## Extracted data entries
————

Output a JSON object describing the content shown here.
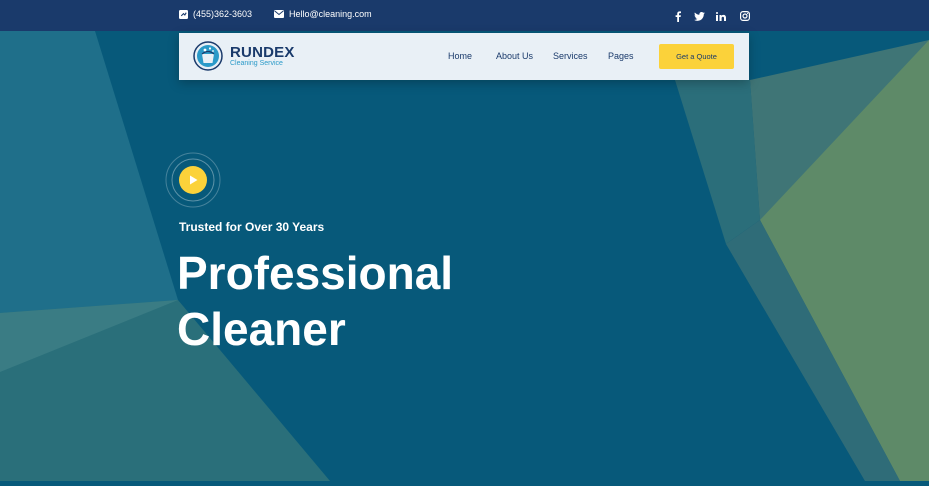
{
  "topbar": {
    "phone": "(455)362-3603",
    "phone_icon": "phone-icon",
    "email": "Hello@cleaning.com",
    "email_icon": "envelope-icon",
    "social": [
      "facebook-icon",
      "twitter-icon",
      "linkedin-icon",
      "instagram-icon"
    ]
  },
  "brand": {
    "name": "RUNDEX",
    "tagline": "Cleaning Service",
    "logo_icon": "cleaning-bucket-logo"
  },
  "nav": {
    "items": [
      {
        "label": "Home"
      },
      {
        "label": "About Us"
      },
      {
        "label": "Services"
      },
      {
        "label": "Pages"
      }
    ],
    "cta_label": "Get a Quote"
  },
  "hero": {
    "tagline": "Trusted for Over 30 Years",
    "headline_line1": "Professional",
    "headline_line2": "Cleaner",
    "play_icon": "play-icon"
  },
  "colors": {
    "topbar": "#1a3a6b",
    "hero_background": "#07597a",
    "accent_yellow": "#fbd23a",
    "navbar_background": "#e9f0f6",
    "brand_blue": "#2b9ac8"
  }
}
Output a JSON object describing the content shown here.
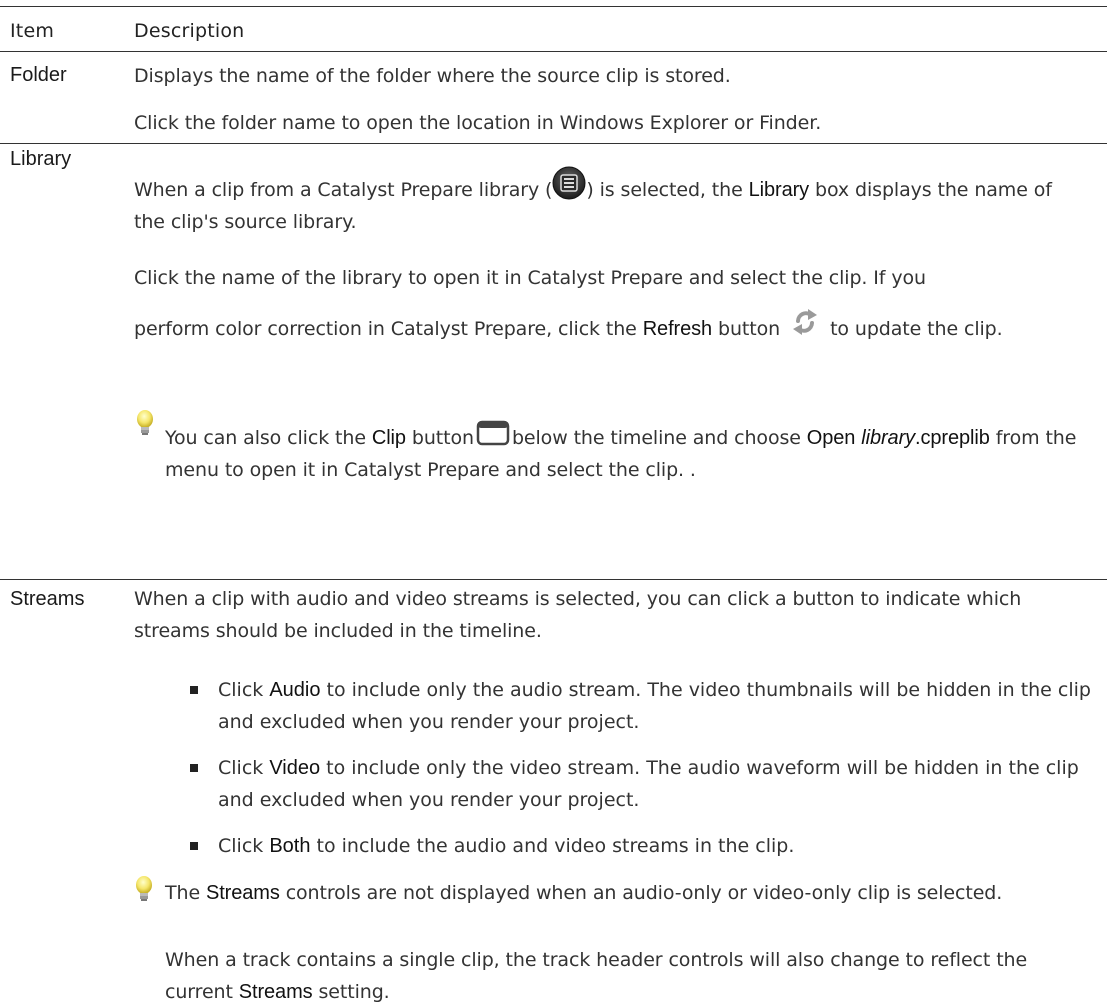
{
  "header": {
    "item": "Item",
    "description": "Description"
  },
  "folder": {
    "item": "Folder",
    "p1": "Displays the name of the folder where the source clip is stored.",
    "p2": "Click the folder name to open the location in Windows Explorer or Finder."
  },
  "library": {
    "item": "Library",
    "p1_a": "When a clip from a Catalyst Prepare library (",
    "p1_b": ") is selected, the ",
    "p1_bold": "Library",
    "p1_c": " box displays the name of the clip's source library.",
    "p2": "Click the name of the library to open it in Catalyst Prepare and select the clip. If you",
    "p3_a": "perform color correction in Catalyst Prepare, click the ",
    "p3_bold": "Refresh",
    "p3_b": " button",
    "p3_c": "to update the clip.",
    "tip_a": "You can also click the ",
    "tip_bold1": "Clip",
    "tip_b": " button",
    "tip_c": "below the timeline and choose ",
    "tip_bold2": "Open",
    "tip_ital": "library",
    "tip_bold3": ".cpreplib",
    "tip_d": " from the menu to open it in Catalyst Prepare and select the clip. ."
  },
  "streams": {
    "item": "Streams",
    "p1": "When a clip with audio and video streams is selected, you can click a button to indicate which streams should be included in the timeline.",
    "bullets": [
      {
        "a": "Click ",
        "bold": "Audio",
        "b": " to include only the audio stream. The video thumbnails will be hidden in the clip and excluded when you render your project."
      },
      {
        "a": "Click ",
        "bold": "Video",
        "b": " to include only the video stream. The audio waveform will be hidden in the clip and excluded when you render your project."
      },
      {
        "a": "Click ",
        "bold": "Both",
        "b": " to include the audio and video streams in the clip."
      }
    ],
    "tip_a": "The ",
    "tip_bold": "Streams",
    "tip_b": " controls are not displayed when an audio-only or video-only clip is selected.",
    "p2_a": "When a track contains a single clip, the track header controls will also change to reflect the current ",
    "p2_bold": "Streams",
    "p2_b": " setting."
  }
}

————

## SET EXERCISE
Write the records out once more, exactly as they appear, with no pictures.

## WRITTEN SOLUTION
Output a JSON object describing the content shown here.
{
  "topbar": {
    "phone": "(455)362-3603",
    "phone_icon": "phone-icon",
    "email": "Hello@cleaning.com",
    "email_icon": "envelope-icon",
    "social": [
      "facebook-icon",
      "twitter-icon",
      "linkedin-icon",
      "instagram-icon"
    ]
  },
  "brand": {
    "name": "RUNDEX",
    "tagline": "Cleaning Service",
    "logo_icon": "cleaning-bucket-logo"
  },
  "nav": {
    "items": [
      {
        "label": "Home"
      },
      {
        "label": "About Us"
      },
      {
        "label": "Services"
      },
      {
        "label": "Pages"
      }
    ],
    "cta_label": "Get a Quote"
  },
  "hero": {
    "tagline": "Trusted for Over 30 Years",
    "headline_line1": "Professional",
    "headline_line2": "Cleaner",
    "play_icon": "play-icon"
  },
  "colors": {
    "topbar": "#1a3a6b",
    "hero_background": "#07597a",
    "accent_yellow": "#fbd23a",
    "navbar_background": "#e9f0f6",
    "brand_blue": "#2b9ac8"
  }
}
Output a JSON object describing the content shown here.
{
  "header": {
    "item": "Item",
    "description": "Description"
  },
  "folder": {
    "item": "Folder",
    "p1": "Displays the name of the folder where the source clip is stored.",
    "p2": "Click the folder name to open the location in Windows Explorer or Finder."
  },
  "library": {
    "item": "Library",
    "p1_a": "When a clip from a Catalyst Prepare library (",
    "p1_b": ") is selected, the ",
    "p1_bold": "Library",
    "p1_c": " box displays the name of the clip's source library.",
    "p2": "Click the name of the library to open it in Catalyst Prepare and select the clip. If you",
    "p3_a": "perform color correction in Catalyst Prepare, click the ",
    "p3_bold": "Refresh",
    "p3_b": " button",
    "p3_c": "to update the clip.",
    "tip_a": "You can also click the ",
    "tip_bold1": "Clip",
    "tip_b": " button",
    "tip_c": "below the timeline and choose ",
    "tip_bold2": "Open",
    "tip_ital": "library",
    "tip_bold3": ".cpreplib",
    "tip_d": " from the menu to open it in Catalyst Prepare and select the clip. ."
  },
  "streams": {
    "item": "Streams",
    "p1": "When a clip with audio and video streams is selected, you can click a button to indicate which streams should be included in the timeline.",
    "bullets": [
      {
        "a": "Click ",
        "bold": "Audio",
        "b": " to include only the audio stream. The video thumbnails will be hidden in the clip and excluded when you render your project."
      },
      {
        "a": "Click ",
        "bold": "Video",
        "b": " to include only the video stream. The audio waveform will be hidden in the clip and excluded when you render your project."
      },
      {
        "a": "Click ",
        "bold": "Both",
        "b": " to include the audio and video streams in the clip."
      }
    ],
    "tip_a": "The ",
    "tip_bold": "Streams",
    "tip_b": " controls are not displayed when an audio-only or video-only clip is selected.",
    "p2_a": "When a track contains a single clip, the track header controls will also change to reflect the current ",
    "p2_bold": "Streams",
    "p2_b": " setting."
  }
}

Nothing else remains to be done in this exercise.